Pick out each line with the word "which" from the material that follows.

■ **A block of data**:
+ + +

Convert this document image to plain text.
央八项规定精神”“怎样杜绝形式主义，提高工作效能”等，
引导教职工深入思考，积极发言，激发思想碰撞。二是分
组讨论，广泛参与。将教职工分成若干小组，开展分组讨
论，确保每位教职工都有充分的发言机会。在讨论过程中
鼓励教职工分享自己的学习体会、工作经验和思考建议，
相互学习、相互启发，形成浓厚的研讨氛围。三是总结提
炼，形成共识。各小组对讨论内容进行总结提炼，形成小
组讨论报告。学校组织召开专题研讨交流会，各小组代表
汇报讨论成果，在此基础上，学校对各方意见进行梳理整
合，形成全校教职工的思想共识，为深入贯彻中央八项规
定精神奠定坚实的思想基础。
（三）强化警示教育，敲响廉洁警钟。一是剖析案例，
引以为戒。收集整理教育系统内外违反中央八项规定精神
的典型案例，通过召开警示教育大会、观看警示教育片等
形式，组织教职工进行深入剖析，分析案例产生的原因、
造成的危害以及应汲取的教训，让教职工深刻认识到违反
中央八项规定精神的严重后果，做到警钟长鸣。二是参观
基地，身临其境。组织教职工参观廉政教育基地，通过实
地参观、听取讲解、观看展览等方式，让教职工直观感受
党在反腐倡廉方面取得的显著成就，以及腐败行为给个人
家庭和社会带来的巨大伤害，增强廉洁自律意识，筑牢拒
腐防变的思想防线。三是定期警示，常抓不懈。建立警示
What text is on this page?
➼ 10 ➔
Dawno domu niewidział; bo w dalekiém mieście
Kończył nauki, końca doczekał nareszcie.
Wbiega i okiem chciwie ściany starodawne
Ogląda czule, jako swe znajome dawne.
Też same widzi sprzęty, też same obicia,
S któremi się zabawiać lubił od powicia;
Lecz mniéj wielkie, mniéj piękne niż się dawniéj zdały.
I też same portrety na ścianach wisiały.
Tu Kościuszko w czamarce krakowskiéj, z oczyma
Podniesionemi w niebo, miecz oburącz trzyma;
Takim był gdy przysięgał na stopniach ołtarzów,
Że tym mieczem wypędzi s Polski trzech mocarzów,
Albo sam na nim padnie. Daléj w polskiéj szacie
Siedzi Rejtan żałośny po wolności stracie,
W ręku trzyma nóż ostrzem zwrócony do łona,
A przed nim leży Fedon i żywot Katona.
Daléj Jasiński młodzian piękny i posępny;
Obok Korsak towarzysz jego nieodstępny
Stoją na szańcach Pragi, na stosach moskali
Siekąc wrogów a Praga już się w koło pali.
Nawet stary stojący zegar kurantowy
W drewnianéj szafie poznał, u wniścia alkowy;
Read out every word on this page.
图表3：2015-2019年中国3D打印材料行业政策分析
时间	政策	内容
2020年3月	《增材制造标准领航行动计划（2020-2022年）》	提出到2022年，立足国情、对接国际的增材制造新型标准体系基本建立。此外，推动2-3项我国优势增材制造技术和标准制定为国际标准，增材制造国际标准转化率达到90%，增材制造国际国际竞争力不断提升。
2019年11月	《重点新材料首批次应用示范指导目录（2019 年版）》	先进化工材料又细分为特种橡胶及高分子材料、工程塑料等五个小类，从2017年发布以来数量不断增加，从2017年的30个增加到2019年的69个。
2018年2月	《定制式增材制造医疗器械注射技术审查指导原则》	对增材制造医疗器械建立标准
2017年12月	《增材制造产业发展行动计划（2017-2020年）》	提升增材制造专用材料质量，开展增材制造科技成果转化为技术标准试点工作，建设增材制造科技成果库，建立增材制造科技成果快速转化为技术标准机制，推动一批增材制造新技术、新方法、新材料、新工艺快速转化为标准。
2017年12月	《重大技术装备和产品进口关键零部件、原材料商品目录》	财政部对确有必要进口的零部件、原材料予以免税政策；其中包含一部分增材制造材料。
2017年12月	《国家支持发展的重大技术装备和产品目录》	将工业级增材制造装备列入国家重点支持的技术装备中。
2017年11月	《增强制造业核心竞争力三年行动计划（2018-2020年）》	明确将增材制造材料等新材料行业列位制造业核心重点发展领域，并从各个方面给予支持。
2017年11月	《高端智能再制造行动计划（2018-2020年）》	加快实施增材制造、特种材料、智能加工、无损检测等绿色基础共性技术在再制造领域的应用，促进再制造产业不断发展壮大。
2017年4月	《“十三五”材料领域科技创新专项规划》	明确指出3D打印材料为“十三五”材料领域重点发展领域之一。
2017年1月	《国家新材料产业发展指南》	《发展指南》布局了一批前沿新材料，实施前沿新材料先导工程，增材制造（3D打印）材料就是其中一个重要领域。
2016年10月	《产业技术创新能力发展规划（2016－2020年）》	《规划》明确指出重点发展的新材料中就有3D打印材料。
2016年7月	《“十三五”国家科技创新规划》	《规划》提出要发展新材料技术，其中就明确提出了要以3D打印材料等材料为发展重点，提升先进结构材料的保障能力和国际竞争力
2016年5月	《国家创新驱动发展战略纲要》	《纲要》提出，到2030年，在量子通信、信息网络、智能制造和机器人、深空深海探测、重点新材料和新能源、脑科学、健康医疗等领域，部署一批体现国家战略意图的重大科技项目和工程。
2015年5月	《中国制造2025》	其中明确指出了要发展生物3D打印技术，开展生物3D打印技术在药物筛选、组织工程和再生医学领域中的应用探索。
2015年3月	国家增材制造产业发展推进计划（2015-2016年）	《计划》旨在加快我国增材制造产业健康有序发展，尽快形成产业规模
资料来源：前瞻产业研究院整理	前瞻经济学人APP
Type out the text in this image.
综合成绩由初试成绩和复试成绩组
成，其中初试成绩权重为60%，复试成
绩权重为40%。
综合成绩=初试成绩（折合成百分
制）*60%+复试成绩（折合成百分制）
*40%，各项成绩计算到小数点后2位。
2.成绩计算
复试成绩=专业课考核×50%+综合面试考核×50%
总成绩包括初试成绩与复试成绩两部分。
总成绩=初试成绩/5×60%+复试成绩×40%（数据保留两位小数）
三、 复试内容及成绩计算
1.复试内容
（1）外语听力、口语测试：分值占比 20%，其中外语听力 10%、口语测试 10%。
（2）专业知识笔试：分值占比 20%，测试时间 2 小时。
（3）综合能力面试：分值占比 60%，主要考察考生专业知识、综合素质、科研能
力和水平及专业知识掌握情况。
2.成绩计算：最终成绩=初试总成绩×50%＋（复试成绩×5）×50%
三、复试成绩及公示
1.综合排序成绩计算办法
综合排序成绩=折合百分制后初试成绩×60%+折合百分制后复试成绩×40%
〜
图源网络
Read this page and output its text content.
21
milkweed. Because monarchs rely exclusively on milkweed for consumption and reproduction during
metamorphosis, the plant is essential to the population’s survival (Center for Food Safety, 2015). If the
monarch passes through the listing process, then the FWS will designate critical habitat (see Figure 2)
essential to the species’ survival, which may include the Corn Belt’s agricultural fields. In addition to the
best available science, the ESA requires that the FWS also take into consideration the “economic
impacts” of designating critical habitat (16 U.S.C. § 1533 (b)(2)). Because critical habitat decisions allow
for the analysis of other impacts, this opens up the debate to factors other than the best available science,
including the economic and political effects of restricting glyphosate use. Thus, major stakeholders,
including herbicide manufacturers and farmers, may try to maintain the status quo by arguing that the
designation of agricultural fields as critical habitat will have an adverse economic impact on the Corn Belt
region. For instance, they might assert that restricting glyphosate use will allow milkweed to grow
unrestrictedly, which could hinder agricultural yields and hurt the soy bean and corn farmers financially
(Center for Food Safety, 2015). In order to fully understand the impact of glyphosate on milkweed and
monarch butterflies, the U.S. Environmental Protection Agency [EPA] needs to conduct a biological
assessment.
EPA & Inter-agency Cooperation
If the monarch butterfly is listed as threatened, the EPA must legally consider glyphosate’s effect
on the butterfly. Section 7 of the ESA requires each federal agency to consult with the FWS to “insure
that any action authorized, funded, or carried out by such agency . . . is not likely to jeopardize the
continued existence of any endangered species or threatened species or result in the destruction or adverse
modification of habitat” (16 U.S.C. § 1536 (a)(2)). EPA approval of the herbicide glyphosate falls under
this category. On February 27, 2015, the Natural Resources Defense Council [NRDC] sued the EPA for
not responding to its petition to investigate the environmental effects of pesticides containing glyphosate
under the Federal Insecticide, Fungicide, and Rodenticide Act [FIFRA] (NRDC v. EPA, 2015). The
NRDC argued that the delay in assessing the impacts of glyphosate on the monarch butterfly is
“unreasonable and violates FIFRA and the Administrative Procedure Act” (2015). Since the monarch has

+ + +

■ **SOLUTION TO THE PROBLEM**:
essential to the species’ survival, which may include the Corn Belt’s agricultural fields. In addition to the
unrestrictedly, which could hinder agricultural yields and hurt the soy bean and corn farmers financially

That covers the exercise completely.